_Written problem_
Please give the data below again in full, exactly as it stands.

Figure content listings
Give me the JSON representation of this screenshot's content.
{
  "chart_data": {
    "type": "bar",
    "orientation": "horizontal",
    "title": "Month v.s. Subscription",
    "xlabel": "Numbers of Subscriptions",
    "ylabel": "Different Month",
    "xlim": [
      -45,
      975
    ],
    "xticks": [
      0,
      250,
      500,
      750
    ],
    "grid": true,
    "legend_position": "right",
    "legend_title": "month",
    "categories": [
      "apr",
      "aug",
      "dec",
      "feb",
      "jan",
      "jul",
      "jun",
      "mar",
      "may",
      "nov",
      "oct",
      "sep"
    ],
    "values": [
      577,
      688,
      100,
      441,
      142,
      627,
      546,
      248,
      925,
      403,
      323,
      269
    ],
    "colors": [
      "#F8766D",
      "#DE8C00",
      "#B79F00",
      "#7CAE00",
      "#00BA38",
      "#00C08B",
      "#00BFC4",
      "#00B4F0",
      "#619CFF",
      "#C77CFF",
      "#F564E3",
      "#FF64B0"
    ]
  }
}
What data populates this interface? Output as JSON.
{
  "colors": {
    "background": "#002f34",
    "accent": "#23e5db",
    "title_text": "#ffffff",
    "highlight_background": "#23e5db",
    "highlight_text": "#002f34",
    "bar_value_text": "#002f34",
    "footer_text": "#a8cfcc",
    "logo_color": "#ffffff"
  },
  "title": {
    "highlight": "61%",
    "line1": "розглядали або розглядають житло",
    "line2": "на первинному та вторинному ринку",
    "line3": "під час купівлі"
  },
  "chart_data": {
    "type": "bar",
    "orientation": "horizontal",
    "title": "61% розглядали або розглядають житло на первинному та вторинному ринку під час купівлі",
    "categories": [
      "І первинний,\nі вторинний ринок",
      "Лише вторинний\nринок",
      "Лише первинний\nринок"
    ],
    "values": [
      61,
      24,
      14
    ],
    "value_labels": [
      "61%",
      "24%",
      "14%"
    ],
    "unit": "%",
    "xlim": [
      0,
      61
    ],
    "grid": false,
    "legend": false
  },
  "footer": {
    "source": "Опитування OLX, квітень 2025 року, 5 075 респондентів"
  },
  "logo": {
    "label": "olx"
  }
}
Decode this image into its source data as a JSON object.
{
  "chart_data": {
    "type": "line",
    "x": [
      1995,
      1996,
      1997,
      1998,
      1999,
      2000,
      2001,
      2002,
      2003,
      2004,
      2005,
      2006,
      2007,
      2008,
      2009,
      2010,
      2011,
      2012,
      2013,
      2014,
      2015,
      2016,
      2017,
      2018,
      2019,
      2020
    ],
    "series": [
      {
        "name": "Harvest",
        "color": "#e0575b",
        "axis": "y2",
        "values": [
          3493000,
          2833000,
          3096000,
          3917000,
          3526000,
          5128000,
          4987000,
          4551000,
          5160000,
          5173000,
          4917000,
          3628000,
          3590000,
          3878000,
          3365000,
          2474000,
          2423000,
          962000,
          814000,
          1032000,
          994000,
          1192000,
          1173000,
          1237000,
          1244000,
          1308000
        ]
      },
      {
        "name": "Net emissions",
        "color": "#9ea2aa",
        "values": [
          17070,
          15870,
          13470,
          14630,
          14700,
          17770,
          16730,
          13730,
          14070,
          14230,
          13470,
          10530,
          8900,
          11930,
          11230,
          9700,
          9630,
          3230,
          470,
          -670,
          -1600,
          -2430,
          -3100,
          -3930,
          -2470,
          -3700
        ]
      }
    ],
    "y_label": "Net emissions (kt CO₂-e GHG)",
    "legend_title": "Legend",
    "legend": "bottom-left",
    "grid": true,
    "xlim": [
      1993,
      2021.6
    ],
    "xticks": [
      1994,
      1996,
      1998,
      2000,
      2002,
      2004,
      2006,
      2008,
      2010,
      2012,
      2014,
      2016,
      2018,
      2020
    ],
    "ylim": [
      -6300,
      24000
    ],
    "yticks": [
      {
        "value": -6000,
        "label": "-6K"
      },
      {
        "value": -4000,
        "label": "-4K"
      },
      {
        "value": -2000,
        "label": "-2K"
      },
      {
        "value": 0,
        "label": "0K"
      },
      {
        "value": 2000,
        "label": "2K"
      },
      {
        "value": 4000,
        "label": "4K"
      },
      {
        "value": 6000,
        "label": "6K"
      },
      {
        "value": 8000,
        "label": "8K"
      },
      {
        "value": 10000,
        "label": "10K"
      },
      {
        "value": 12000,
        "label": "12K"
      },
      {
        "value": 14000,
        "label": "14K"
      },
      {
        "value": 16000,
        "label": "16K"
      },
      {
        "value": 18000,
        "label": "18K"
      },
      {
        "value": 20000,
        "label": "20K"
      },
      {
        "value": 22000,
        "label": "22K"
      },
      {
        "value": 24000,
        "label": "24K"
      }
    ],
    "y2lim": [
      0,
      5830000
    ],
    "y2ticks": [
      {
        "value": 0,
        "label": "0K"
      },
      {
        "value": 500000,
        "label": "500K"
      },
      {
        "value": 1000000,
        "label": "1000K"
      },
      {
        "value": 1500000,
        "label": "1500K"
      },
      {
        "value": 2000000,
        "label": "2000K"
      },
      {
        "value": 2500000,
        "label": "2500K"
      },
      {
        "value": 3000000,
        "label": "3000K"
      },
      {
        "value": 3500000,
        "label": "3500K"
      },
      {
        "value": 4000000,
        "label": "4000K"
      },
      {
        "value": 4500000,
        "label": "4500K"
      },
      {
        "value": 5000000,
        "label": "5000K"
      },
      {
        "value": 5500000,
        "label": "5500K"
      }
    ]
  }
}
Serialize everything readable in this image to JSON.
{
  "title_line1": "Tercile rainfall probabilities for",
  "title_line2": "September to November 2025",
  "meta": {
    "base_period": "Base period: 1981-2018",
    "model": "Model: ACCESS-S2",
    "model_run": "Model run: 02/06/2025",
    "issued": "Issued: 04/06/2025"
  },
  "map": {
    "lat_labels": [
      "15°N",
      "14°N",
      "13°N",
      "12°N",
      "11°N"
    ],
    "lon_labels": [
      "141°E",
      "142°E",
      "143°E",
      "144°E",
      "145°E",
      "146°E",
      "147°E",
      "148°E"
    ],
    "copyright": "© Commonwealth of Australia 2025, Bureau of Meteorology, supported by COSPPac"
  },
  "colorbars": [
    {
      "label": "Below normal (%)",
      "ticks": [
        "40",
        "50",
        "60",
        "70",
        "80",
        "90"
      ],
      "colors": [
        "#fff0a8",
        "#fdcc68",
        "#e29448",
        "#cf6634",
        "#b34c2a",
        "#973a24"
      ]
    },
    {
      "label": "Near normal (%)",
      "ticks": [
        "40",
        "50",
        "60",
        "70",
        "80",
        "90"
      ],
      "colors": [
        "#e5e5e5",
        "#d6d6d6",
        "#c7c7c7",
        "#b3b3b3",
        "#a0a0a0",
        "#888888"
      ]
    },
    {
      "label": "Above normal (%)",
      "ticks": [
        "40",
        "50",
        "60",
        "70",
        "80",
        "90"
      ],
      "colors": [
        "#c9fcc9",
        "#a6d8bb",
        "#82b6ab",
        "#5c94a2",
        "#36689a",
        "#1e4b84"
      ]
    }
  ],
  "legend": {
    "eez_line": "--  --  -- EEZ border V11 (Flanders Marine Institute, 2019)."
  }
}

_Exercise solution_
Give me the JSON representation of this screenshot's content.
{
  "chart_data": {
    "type": "bar",
    "orientation": "horizontal",
    "title": "Month v.s. Subscription",
    "xlabel": "Numbers of Subscriptions",
    "ylabel": "Different Month",
    "xlim": [
      -45,
      975
    ],
    "xticks": [
      0,
      250,
      500,
      750
    ],
    "grid": true,
    "legend_position": "right",
    "legend_title": "month",
    "categories": [
      "apr",
      "aug",
      "dec",
      "feb",
      "jan",
      "jul",
      "jun",
      "mar",
      "may",
      "nov",
      "oct",
      "sep"
    ],
    "values": [
      577,
      688,
      100,
      441,
      142,
      627,
      546,
      248,
      925,
      403,
      323,
      269
    ],
    "colors": [
      "#F8766D",
      "#DE8C00",
      "#B79F00",
      "#7CAE00",
      "#00BA38",
      "#00C08B",
      "#00BFC4",
      "#00B4F0",
      "#619CFF",
      "#C77CFF",
      "#F564E3",
      "#FF64B0"
    ]
  }
}
What data populates this interface? Output as JSON.
{
  "colors": {
    "background": "#002f34",
    "accent": "#23e5db",
    "title_text": "#ffffff",
    "highlight_background": "#23e5db",
    "highlight_text": "#002f34",
    "bar_value_text": "#002f34",
    "footer_text": "#a8cfcc",
    "logo_color": "#ffffff"
  },
  "title": {
    "highlight": "61%",
    "line1": "розглядали або розглядають житло",
    "line2": "на первинному та вторинному ринку",
    "line3": "під час купівлі"
  },
  "chart_data": {
    "type": "bar",
    "orientation": "horizontal",
    "title": "61% розглядали або розглядають житло на первинному та вторинному ринку під час купівлі",
    "categories": [
      "І первинний,\nі вторинний ринок",
      "Лише вторинний\nринок",
      "Лише первинний\nринок"
    ],
    "values": [
      61,
      24,
      14
    ],
    "value_labels": [
      "61%",
      "24%",
      "14%"
    ],
    "unit": "%",
    "xlim": [
      0,
      61
    ],
    "grid": false,
    "legend": false
  },
  "footer": {
    "source": "Опитування OLX, квітень 2025 року, 5 075 респондентів"
  },
  "logo": {
    "label": "olx"
  }
}
Decode this image into its source data as a JSON object.
{
  "chart_data": {
    "type": "line",
    "x": [
      1995,
      1996,
      1997,
      1998,
      1999,
      2000,
      2001,
      2002,
      2003,
      2004,
      2005,
      2006,
      2007,
      2008,
      2009,
      2010,
      2011,
      2012,
      2013,
      2014,
      2015,
      2016,
      2017,
      2018,
      2019,
      2020
    ],
    "series": [
      {
        "name": "Harvest",
        "color": "#e0575b",
        "axis": "y2",
        "values": [
          3493000,
          2833000,
          3096000,
          3917000,
          3526000,
          5128000,
          4987000,
          4551000,
          5160000,
          5173000,
          4917000,
          3628000,
          3590000,
          3878000,
          3365000,
          2474000,
          2423000,
          962000,
          814000,
          1032000,
          994000,
          1192000,
          1173000,
          1237000,
          1244000,
          1308000
        ]
      },
      {
        "name": "Net emissions",
        "color": "#9ea2aa",
        "values": [
          17070,
          15870,
          13470,
          14630,
          14700,
          17770,
          16730,
          13730,
          14070,
          14230,
          13470,
          10530,
          8900,
          11930,
          11230,
          9700,
          9630,
          3230,
          470,
          -670,
          -1600,
          -2430,
          -3100,
          -3930,
          -2470,
          -3700
        ]
      }
    ],
    "y_label": "Net emissions (kt CO₂-e GHG)",
    "legend_title": "Legend",
    "legend": "bottom-left",
    "grid": true,
    "xlim": [
      1993,
      2021.6
    ],
    "xticks": [
      1994,
      1996,
      1998,
      2000,
      2002,
      2004,
      2006,
      2008,
      2010,
      2012,
      2014,
      2016,
      2018,
      2020
    ],
    "ylim": [
      -6300,
      24000
    ],
    "yticks": [
      {
        "value": -6000,
        "label": "-6K"
      },
      {
        "value": -4000,
        "label": "-4K"
      },
      {
        "value": -2000,
        "label": "-2K"
      },
      {
        "value": 0,
        "label": "0K"
      },
      {
        "value": 2000,
        "label": "2K"
      },
      {
        "value": 4000,
        "label": "4K"
      },
      {
        "value": 6000,
        "label": "6K"
      },
      {
        "value": 8000,
        "label": "8K"
      },
      {
        "value": 10000,
        "label": "10K"
      },
      {
        "value": 12000,
        "label": "12K"
      },
      {
        "value": 14000,
        "label": "14K"
      },
      {
        "value": 16000,
        "label": "16K"
      },
      {
        "value": 18000,
        "label": "18K"
      },
      {
        "value": 20000,
        "label": "20K"
      },
      {
        "value": 22000,
        "label": "22K"
      },
      {
        "value": 24000,
        "label": "24K"
      }
    ],
    "y2lim": [
      0,
      5830000
    ],
    "y2ticks": [
      {
        "value": 0,
        "label": "0K"
      },
      {
        "value": 500000,
        "label": "500K"
      },
      {
        "value": 1000000,
        "label": "1000K"
      },
      {
        "value": 1500000,
        "label": "1500K"
      },
      {
        "value": 2000000,
        "label": "2000K"
      },
      {
        "value": 2500000,
        "label": "2500K"
      },
      {
        "value": 3000000,
        "label": "3000K"
      },
      {
        "value": 3500000,
        "label": "3500K"
      },
      {
        "value": 4000000,
        "label": "4000K"
      },
      {
        "value": 4500000,
        "label": "4500K"
      },
      {
        "value": 5000000,
        "label": "5000K"
      },
      {
        "value": 5500000,
        "label": "5500K"
      }
    ]
  }
}
Serialize everything readable in this image to JSON.
{
  "title_line1": "Tercile rainfall probabilities for",
  "title_line2": "September to November 2025",
  "meta": {
    "base_period": "Base period: 1981-2018",
    "model": "Model: ACCESS-S2",
    "model_run": "Model run: 02/06/2025",
    "issued": "Issued: 04/06/2025"
  },
  "map": {
    "lat_labels": [
      "15°N",
      "14°N",
      "13°N",
      "12°N",
      "11°N"
    ],
    "lon_labels": [
      "141°E",
      "142°E",
      "143°E",
      "144°E",
      "145°E",
      "146°E",
      "147°E",
      "148°E"
    ],
    "copyright": "© Commonwealth of Australia 2025, Bureau of Meteorology, supported by COSPPac"
  },
  "colorbars": [
    {
      "label": "Below normal (%)",
      "ticks": [
        "40",
        "50",
        "60",
        "70",
        "80",
        "90"
      ],
      "colors": [
        "#fff0a8",
        "#fdcc68",
        "#e29448",
        "#cf6634",
        "#b34c2a",
        "#973a24"
      ]
    },
    {
      "label": "Near normal (%)",
      "ticks": [
        "40",
        "50",
        "60",
        "70",
        "80",
        "90"
      ],
      "colors": [
        "#e5e5e5",
        "#d6d6d6",
        "#c7c7c7",
        "#b3b3b3",
        "#a0a0a0",
        "#888888"
      ]
    },
    {
      "label": "Above normal (%)",
      "ticks": [
        "40",
        "50",
        "60",
        "70",
        "80",
        "90"
      ],
      "colors": [
        "#c9fcc9",
        "#a6d8bb",
        "#82b6ab",
        "#5c94a2",
        "#36689a",
        "#1e4b84"
      ]
    }
  ],
  "legend": {
    "eez_line": "--  --  -- EEZ border V11 (Flanders Marine Institute, 2019)."
  }
}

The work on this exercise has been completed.